↓

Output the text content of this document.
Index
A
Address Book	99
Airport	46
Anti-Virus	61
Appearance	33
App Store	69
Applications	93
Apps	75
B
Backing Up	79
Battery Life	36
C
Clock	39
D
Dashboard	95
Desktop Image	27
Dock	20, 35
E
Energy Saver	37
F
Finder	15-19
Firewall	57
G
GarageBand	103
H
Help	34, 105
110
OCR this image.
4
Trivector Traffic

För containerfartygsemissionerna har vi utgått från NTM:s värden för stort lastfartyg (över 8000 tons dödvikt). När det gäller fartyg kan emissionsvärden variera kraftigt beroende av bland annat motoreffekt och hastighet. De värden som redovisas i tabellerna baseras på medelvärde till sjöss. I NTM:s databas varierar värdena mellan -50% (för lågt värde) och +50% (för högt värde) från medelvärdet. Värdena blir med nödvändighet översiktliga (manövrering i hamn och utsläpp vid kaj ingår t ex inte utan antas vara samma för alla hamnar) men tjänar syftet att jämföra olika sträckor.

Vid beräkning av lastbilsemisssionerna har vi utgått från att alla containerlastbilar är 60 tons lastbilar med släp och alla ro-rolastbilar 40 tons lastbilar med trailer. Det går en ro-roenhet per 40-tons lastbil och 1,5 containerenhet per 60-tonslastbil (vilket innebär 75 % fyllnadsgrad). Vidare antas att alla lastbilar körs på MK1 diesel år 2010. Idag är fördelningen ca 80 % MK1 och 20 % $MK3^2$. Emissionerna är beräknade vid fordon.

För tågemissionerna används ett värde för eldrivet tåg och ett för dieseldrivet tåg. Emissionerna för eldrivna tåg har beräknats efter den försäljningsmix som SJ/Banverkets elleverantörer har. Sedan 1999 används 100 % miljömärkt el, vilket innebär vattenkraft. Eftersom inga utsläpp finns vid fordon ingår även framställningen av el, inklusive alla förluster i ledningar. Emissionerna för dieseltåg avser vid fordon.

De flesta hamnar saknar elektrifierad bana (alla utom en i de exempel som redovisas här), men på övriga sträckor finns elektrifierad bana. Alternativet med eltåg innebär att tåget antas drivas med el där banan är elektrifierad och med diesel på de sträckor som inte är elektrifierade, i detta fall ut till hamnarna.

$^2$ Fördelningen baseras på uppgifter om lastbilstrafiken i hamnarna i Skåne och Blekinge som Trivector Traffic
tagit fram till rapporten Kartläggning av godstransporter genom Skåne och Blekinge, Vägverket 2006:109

↑

Task prompt =
Check each line of the listing above for the string "utgått", then report only how many lines have it.

Written solution =
2